§ Quoted passage:
Dynamically allocate user inputted string

Question

I am trying to write a function that does the following things:

Start an input loop, printing '> ' each iteration.
Take whatever the user enters (unknown length) and read it into a character array, dynamically allocating the size of the array if necessary. The user-entered line will end at a newline character.
Add a null byte, '\0', to the end of the character array.
Loop terminates when the user enters a blank line: '\n'

This is what I've currently written:

void input_loop(){
    char *str = NULL;

    printf("> ");

    while(printf("> ") && scanf("%a[^\n]%*c",&input) == 1){

        /*Add null byte to the end of str*/

        /*Do stuff to input, including traversing until the null byte is reached*/

        free(str);
        str = NULL;
    }
    free(str);
    str = NULL;
}

Now, I'm not too sure how to go about adding the null byte to the end of the string. I was thinking something like this:

last_index = strlen(str);
str[last_index] = '\0';

But I'm not too sure if that would work though. I can't test if it would work because I'm encountering this error when I try to compile my code:

warning: ISO C does not support the 'a' scanf flag [-Wformat=]

So what can I do to make my code work?

§ Problem:
Translate this sentence from the forum question about reading user input into a dynamically sized array into Spanish: "The user-entered line will end at a newline character."

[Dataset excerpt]

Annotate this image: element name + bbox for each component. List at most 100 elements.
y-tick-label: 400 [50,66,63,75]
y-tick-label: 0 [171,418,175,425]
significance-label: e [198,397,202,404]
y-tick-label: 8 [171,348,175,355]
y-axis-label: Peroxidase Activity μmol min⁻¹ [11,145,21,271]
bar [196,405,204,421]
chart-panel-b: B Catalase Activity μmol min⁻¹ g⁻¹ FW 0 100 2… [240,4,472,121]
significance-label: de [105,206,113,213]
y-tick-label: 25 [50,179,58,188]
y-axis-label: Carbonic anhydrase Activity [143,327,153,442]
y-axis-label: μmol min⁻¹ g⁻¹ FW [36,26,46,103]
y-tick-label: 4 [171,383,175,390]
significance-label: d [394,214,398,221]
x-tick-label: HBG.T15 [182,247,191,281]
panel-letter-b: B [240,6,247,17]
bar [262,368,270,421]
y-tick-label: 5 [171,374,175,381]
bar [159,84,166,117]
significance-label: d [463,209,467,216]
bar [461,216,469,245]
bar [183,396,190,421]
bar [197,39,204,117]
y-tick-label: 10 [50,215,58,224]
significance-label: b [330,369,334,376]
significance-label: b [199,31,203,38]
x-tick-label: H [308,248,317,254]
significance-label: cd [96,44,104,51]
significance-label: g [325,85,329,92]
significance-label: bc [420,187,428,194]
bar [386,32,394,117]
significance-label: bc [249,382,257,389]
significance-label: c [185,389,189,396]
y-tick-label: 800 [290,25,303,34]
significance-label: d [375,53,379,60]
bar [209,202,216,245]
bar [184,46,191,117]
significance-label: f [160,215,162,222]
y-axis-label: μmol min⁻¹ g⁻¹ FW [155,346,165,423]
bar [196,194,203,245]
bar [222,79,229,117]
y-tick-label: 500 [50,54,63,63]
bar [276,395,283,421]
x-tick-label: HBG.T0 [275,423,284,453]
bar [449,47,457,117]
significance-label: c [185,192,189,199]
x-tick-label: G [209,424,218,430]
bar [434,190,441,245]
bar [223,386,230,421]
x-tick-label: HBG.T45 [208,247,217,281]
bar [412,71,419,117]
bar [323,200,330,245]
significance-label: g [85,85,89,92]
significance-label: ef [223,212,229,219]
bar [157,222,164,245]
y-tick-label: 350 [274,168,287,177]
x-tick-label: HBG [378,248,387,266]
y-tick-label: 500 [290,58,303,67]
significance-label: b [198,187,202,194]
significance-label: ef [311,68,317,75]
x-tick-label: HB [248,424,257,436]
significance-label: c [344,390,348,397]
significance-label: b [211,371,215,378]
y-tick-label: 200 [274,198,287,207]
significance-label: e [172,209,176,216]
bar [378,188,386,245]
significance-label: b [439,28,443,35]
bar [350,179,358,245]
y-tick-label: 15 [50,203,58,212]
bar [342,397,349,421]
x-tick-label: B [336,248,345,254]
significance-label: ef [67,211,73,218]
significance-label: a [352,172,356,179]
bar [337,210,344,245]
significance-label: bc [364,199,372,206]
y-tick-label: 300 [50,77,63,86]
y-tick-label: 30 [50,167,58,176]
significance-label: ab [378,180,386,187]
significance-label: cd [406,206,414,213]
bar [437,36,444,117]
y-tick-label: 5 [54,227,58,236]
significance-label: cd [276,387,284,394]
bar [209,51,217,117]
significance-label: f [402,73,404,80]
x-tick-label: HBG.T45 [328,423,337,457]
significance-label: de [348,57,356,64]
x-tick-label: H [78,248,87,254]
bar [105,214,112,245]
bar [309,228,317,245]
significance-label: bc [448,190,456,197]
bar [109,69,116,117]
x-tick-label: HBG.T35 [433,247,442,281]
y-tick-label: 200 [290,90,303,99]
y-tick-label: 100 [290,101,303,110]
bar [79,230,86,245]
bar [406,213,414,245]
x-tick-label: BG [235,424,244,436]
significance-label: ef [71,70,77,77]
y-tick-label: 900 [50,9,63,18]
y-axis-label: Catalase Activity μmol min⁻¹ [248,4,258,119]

§ Task answer:
La línea introducida por el usuario terminará en un carácter de nueva línea.